Text shown START

In North America, an English-language translation of the first three volumes of the series was published by Juné, the BL imprint of Digital Manga, from 2014 to 2017. After a three-year hiatus, the fourth volume was published digitally on December 4, 2020, and in print on January 12, 2021. The fifth and sixth volumes were published by Juné in late 2021. Twittering Birds Never Fly has also been translated into Chinese by Sharp Point Press, French by Taifu Comics, German by Manga Cult, Italian by Flashbook Edizioni, Korean by Ruvill, Polish by Wydawnictwo Kotori, and Spanish by Ediciones Tomodomo.

Text shown END
Given information START

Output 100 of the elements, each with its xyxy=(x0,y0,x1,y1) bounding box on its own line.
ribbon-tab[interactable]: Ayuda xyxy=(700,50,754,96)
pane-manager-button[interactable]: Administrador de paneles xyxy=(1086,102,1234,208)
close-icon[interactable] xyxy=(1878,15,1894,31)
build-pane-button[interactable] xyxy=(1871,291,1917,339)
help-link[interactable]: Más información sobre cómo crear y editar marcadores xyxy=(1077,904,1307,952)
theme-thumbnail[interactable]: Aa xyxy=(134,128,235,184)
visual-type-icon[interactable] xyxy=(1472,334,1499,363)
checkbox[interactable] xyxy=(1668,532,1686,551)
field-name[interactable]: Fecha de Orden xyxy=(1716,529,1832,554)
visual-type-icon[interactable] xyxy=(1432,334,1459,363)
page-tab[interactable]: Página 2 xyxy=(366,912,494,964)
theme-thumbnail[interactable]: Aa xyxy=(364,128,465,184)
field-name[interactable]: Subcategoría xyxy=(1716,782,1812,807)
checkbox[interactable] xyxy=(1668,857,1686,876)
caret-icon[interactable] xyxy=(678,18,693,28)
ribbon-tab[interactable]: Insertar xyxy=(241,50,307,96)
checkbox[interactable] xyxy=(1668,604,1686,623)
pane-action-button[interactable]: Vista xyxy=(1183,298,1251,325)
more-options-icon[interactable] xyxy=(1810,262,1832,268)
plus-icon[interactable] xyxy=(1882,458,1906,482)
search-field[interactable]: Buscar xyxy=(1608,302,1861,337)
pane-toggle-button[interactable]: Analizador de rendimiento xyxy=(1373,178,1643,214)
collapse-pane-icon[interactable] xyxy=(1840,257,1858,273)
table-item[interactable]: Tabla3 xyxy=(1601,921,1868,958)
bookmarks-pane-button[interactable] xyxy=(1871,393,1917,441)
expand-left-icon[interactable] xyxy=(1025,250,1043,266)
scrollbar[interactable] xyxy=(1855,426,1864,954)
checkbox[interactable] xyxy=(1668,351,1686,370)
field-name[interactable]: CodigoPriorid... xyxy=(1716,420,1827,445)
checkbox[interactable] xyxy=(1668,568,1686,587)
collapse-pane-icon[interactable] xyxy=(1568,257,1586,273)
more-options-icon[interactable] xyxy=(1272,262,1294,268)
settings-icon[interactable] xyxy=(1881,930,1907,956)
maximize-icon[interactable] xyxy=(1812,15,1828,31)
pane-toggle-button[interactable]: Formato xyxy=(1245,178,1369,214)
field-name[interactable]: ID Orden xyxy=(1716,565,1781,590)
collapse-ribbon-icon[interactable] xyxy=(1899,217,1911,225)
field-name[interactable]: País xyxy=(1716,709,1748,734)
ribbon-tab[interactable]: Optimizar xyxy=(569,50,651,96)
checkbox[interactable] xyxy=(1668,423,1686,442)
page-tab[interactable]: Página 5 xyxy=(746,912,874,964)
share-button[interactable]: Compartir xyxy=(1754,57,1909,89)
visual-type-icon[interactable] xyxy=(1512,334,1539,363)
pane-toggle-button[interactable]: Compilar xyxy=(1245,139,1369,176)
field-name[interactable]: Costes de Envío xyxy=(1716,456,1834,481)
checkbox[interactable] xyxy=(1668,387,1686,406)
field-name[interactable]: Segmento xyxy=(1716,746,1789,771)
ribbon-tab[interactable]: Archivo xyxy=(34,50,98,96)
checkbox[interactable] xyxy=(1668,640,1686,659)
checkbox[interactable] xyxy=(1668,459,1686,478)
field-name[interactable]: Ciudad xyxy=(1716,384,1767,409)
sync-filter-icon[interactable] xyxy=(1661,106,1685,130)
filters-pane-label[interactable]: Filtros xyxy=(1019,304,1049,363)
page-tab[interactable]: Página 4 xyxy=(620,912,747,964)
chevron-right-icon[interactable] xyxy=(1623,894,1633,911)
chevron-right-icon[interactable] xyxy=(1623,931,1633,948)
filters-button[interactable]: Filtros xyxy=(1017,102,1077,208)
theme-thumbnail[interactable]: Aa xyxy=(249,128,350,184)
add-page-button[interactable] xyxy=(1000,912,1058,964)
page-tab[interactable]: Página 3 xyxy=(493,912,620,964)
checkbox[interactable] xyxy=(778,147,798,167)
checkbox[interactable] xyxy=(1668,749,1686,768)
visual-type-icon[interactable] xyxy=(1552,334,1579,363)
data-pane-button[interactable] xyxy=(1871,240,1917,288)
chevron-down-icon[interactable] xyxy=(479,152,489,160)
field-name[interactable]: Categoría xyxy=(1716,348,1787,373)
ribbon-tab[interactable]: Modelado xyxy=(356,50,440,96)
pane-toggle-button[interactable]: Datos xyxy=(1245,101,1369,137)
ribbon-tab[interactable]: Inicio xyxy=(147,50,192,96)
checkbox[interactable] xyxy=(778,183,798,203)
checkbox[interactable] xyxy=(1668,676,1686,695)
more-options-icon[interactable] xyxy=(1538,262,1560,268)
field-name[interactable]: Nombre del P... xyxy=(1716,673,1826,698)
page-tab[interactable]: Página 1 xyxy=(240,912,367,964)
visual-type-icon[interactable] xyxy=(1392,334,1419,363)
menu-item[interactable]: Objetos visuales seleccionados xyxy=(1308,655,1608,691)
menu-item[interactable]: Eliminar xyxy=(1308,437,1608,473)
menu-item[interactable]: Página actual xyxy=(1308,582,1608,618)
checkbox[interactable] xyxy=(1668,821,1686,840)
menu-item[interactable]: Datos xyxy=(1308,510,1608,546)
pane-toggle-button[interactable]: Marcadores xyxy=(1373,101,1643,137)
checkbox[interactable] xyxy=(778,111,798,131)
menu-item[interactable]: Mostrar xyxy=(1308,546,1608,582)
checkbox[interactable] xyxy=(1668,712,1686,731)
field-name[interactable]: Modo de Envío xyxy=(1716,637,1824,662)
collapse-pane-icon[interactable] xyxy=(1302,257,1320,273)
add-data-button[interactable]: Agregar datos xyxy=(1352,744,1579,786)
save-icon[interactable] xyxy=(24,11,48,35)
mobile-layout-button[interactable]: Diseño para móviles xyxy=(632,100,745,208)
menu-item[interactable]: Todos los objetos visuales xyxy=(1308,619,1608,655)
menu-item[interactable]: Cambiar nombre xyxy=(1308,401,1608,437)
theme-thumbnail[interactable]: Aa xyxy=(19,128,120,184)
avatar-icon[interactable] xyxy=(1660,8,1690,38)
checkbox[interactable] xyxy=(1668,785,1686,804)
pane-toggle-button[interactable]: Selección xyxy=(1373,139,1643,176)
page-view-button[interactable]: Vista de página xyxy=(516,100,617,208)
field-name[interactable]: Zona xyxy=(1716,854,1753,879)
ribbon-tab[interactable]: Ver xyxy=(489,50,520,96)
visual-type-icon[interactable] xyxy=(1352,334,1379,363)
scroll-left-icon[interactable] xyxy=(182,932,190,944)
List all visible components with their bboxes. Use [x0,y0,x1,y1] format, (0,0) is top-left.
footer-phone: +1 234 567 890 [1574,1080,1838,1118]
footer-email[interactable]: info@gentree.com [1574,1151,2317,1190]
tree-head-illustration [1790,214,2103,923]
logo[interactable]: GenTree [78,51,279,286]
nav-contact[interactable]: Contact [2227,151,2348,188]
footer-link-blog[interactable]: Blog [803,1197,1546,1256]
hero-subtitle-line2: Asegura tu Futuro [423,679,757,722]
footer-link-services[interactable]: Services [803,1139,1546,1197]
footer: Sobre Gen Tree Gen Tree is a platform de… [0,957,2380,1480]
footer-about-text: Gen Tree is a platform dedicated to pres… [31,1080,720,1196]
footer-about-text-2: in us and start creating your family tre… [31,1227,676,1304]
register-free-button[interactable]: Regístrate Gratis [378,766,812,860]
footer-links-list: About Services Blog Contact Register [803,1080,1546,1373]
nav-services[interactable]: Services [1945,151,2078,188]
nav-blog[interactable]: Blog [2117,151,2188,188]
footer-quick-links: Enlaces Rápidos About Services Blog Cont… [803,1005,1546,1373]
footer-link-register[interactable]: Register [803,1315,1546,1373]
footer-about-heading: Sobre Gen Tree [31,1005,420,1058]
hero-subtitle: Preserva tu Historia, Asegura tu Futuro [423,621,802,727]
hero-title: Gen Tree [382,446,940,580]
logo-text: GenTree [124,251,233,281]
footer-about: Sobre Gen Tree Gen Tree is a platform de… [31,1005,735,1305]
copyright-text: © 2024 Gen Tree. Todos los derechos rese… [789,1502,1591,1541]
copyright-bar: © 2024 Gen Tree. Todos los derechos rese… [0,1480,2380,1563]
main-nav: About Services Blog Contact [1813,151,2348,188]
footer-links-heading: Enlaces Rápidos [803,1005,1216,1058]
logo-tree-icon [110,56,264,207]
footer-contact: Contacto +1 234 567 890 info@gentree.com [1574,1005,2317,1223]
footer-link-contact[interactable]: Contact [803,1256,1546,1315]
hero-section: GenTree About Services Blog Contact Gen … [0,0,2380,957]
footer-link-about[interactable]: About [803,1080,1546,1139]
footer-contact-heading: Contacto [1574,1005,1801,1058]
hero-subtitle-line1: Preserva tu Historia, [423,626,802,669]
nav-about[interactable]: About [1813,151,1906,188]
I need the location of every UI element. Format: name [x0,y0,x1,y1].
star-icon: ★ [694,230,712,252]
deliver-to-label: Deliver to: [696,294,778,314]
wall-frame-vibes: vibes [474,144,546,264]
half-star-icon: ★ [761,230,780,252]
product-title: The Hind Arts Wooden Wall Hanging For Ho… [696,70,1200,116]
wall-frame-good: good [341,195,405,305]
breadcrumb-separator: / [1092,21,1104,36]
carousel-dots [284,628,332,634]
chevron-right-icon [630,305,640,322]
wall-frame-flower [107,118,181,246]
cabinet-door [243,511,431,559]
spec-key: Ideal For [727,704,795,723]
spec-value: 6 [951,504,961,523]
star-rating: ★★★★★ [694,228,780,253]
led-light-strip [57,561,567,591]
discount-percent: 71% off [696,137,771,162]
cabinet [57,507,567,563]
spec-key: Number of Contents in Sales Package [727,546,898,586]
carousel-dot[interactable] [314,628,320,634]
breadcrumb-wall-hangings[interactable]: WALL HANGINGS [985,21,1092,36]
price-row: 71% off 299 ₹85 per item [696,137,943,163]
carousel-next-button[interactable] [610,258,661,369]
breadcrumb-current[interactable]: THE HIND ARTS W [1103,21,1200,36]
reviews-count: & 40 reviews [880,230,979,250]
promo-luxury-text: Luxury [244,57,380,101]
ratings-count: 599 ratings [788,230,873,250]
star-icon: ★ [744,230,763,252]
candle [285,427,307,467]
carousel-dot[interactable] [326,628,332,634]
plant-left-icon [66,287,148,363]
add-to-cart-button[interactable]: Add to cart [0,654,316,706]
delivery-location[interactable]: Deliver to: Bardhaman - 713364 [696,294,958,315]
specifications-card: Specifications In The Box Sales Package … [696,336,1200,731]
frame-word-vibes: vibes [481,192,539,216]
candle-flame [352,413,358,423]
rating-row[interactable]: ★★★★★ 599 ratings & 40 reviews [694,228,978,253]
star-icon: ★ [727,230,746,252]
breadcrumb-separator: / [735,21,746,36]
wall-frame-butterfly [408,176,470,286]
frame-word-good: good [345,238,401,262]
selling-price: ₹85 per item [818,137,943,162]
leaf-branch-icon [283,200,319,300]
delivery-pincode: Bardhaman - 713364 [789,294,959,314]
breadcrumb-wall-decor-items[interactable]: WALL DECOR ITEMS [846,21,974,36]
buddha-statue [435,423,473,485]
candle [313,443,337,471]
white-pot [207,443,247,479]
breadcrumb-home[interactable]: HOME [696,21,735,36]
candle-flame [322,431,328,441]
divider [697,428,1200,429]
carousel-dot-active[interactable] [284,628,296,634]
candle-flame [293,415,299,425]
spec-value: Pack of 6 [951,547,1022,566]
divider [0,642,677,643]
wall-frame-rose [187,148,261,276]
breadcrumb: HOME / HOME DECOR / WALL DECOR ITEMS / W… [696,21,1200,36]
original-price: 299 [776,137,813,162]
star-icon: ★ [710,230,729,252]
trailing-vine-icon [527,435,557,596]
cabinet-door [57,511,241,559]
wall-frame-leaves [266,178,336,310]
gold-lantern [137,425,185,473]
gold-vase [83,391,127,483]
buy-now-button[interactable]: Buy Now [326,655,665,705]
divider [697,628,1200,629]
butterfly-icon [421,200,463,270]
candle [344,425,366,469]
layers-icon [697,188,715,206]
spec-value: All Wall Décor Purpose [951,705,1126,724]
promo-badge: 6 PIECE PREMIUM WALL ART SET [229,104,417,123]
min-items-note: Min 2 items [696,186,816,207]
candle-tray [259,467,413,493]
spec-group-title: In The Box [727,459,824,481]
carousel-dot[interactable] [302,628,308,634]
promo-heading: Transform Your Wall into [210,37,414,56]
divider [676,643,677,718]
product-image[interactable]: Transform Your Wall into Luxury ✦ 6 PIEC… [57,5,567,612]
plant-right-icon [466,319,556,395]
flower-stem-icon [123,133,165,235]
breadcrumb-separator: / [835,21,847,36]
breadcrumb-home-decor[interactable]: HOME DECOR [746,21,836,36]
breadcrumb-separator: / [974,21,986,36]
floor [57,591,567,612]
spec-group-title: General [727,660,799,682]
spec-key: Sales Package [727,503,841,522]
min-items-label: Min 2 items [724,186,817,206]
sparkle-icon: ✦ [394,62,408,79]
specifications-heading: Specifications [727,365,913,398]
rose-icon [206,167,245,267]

Given information END

Activity: In the text on the translations of Twittering Birds Never Fly, which publisher released the Polish translation?

Answer to the problem: Wydawnictwo Kotori